• _WORK TO COMPLETE_
Find every line below that contains the word "this" and copy it out.
#### MATERIAL FOR THE TASK ####
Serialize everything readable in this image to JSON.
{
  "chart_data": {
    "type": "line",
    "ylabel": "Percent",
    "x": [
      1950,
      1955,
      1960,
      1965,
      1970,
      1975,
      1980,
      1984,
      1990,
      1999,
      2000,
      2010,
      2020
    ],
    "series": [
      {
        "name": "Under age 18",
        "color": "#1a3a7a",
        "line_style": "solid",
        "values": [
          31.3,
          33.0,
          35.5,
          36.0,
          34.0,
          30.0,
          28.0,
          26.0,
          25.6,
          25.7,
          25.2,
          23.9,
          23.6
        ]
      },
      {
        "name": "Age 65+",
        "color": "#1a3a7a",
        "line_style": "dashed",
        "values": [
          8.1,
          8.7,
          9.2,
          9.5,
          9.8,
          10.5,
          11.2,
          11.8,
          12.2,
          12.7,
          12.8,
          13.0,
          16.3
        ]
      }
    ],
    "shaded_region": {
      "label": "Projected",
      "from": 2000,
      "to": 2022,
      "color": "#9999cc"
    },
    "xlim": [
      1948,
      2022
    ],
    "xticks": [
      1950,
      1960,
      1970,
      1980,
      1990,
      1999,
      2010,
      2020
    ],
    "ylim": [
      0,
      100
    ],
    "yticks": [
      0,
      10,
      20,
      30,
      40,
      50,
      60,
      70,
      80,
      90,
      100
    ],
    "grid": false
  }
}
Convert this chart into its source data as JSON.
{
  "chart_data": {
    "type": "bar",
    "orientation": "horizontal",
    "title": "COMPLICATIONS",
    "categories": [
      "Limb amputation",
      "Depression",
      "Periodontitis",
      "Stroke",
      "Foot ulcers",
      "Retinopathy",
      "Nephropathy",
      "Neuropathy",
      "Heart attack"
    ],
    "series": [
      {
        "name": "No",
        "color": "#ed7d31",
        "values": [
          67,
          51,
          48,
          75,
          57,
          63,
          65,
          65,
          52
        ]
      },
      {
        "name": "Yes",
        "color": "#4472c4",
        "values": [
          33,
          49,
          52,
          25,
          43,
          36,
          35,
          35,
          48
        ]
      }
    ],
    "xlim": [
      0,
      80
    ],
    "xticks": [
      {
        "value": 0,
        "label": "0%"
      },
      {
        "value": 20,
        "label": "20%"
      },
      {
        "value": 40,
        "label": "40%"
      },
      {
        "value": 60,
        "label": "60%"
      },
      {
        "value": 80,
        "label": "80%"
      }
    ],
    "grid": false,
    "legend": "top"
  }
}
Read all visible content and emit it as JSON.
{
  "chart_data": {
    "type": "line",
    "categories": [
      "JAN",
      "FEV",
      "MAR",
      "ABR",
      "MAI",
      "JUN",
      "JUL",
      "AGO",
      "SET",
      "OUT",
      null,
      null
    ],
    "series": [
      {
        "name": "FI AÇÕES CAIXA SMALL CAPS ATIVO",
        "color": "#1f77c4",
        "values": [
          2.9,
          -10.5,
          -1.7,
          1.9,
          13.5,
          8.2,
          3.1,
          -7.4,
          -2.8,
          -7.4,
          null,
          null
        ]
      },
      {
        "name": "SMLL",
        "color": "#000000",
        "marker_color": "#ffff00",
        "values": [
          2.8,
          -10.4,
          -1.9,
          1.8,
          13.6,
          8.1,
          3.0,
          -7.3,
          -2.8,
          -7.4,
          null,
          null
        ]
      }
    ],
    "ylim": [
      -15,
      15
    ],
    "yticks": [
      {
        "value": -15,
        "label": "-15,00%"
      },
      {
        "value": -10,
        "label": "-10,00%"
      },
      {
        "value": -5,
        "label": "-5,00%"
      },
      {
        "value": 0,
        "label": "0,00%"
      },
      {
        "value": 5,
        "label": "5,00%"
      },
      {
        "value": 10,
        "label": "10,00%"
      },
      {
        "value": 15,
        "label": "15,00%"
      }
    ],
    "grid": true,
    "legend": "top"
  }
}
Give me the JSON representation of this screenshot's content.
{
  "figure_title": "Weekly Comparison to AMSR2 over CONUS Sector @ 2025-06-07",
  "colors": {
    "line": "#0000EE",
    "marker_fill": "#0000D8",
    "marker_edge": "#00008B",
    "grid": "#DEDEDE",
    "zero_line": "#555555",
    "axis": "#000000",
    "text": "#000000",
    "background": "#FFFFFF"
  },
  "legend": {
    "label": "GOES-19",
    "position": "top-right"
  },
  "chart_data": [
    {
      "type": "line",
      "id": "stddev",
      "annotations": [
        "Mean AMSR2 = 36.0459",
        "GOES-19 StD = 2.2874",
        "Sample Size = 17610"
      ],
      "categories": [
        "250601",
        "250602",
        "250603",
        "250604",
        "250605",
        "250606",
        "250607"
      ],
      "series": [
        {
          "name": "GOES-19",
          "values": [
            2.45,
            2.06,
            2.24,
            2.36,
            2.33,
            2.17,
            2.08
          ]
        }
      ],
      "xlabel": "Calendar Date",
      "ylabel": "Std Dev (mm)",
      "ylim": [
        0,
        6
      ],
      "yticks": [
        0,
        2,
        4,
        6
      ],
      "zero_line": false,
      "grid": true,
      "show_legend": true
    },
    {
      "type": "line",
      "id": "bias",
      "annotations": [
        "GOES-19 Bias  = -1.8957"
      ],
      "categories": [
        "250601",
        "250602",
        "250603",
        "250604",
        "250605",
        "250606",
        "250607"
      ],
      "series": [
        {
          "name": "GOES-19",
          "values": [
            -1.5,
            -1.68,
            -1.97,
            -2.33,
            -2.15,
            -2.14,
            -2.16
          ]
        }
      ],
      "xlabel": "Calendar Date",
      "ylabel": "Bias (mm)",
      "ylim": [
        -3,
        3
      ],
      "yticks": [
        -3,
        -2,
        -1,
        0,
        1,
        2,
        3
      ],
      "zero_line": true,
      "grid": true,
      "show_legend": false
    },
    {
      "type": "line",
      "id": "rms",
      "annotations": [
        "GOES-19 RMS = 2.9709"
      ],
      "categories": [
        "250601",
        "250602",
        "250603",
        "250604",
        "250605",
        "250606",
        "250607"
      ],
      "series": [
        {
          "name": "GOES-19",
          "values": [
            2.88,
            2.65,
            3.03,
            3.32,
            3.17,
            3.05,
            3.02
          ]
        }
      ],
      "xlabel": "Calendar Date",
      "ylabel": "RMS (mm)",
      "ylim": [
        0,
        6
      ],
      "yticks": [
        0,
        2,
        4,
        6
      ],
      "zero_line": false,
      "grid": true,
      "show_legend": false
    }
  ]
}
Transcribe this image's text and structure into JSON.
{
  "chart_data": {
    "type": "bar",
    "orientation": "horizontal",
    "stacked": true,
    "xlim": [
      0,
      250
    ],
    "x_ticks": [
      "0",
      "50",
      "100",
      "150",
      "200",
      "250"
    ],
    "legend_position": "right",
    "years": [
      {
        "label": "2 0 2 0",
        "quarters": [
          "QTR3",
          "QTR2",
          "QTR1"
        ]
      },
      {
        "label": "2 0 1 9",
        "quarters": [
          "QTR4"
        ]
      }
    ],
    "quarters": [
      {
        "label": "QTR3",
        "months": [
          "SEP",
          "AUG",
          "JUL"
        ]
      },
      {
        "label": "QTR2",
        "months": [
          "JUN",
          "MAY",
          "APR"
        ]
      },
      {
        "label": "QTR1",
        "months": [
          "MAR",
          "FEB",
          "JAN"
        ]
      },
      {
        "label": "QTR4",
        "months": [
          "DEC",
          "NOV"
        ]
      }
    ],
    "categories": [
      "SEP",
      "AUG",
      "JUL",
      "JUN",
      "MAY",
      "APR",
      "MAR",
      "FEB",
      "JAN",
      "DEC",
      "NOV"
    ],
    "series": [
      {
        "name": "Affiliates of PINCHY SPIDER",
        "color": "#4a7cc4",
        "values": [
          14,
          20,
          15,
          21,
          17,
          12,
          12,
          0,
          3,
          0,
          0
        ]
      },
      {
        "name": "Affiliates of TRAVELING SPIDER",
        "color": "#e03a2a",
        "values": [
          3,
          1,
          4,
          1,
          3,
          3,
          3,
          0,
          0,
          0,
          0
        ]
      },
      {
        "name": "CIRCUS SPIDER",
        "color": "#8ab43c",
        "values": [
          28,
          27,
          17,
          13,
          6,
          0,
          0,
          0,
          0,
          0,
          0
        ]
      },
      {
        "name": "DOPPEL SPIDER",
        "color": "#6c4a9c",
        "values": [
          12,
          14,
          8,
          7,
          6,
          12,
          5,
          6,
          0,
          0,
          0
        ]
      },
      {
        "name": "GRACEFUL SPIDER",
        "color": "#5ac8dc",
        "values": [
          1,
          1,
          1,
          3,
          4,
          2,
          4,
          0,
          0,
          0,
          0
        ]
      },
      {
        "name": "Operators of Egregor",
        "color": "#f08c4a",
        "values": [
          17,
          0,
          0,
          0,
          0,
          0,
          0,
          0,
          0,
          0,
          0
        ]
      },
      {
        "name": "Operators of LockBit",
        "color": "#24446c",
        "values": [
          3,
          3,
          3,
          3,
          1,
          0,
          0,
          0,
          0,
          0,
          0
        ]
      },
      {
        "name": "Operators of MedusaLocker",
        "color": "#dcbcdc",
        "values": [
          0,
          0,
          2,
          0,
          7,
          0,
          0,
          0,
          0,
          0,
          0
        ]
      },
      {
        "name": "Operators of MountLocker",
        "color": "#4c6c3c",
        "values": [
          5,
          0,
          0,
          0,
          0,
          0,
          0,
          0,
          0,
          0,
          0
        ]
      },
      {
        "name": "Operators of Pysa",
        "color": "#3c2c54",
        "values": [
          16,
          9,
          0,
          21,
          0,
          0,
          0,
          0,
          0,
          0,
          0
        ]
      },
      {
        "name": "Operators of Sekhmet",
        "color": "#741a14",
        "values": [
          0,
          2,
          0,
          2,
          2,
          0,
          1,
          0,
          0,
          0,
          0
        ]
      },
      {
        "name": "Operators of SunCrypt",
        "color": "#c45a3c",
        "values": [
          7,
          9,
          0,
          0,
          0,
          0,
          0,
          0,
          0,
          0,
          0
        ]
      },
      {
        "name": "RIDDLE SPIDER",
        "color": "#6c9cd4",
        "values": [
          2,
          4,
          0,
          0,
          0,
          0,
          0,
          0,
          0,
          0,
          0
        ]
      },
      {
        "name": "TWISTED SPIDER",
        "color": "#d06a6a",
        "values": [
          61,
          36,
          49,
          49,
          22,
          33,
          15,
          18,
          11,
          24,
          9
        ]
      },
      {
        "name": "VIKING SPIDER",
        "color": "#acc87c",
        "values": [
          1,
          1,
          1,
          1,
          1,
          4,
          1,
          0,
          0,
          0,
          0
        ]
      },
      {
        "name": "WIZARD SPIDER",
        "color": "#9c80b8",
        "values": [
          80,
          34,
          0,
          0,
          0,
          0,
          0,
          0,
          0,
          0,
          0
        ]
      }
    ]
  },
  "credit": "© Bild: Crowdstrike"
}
####
• _COMPLETE ANSWER_
Serialize everything readable in this image to JSON.
Convert this chart into its source data as JSON.
Give me the JSON representation of this screenshot's content.
Transcribe this image's text and structure into JSON.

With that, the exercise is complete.